SUPPLIED ENTRIES =
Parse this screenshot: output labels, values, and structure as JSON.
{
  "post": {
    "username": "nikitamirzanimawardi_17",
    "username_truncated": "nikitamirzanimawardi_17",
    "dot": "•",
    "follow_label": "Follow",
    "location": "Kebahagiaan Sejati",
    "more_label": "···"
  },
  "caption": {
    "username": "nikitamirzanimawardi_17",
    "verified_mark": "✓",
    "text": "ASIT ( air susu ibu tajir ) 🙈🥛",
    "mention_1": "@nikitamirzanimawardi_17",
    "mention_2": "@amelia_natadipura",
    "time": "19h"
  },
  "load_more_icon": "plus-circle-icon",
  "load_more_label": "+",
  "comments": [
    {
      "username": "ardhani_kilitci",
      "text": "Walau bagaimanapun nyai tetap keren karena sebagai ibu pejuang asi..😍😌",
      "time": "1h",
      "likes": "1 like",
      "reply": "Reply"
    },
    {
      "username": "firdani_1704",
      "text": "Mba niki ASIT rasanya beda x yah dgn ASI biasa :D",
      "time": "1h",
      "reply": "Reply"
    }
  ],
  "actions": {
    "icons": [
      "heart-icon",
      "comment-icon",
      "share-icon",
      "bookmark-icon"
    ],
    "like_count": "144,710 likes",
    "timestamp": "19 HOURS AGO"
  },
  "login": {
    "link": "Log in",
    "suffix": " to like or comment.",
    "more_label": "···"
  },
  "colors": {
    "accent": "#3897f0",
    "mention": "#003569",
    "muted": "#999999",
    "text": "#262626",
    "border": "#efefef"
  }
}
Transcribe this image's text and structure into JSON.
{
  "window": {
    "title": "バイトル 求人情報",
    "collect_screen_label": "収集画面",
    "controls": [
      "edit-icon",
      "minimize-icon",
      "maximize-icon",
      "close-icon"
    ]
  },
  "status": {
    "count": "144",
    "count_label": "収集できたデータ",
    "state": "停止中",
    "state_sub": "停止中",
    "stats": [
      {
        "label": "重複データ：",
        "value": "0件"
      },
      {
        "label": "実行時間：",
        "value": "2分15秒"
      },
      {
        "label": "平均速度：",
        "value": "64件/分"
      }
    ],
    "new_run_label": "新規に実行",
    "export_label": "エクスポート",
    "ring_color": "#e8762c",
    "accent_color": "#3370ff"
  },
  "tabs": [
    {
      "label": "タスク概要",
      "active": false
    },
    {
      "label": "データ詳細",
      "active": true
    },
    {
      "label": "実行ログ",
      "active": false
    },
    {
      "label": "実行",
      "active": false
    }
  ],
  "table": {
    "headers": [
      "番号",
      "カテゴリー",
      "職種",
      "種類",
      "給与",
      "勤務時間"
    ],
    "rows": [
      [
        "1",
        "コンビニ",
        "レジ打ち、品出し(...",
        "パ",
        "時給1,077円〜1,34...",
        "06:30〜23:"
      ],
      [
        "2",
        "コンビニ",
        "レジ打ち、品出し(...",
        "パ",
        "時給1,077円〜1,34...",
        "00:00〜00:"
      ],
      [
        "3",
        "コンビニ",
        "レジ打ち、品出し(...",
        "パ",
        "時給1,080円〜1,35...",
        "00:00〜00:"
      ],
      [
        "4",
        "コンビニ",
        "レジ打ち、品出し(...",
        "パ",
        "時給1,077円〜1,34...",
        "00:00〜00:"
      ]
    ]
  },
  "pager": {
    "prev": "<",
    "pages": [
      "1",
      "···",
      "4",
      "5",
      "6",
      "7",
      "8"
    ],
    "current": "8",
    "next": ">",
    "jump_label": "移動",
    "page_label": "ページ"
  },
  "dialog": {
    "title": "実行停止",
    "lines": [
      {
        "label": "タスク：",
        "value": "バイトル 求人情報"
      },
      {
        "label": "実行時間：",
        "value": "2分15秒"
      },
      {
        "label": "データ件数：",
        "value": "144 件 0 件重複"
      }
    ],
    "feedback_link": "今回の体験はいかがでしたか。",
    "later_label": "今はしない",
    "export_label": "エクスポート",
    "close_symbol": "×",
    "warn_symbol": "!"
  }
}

WORK TO BE COMPLETED =
Give the number of lines in the records that contain the string "this", and nothing besides.

ANSWER BELOW =
2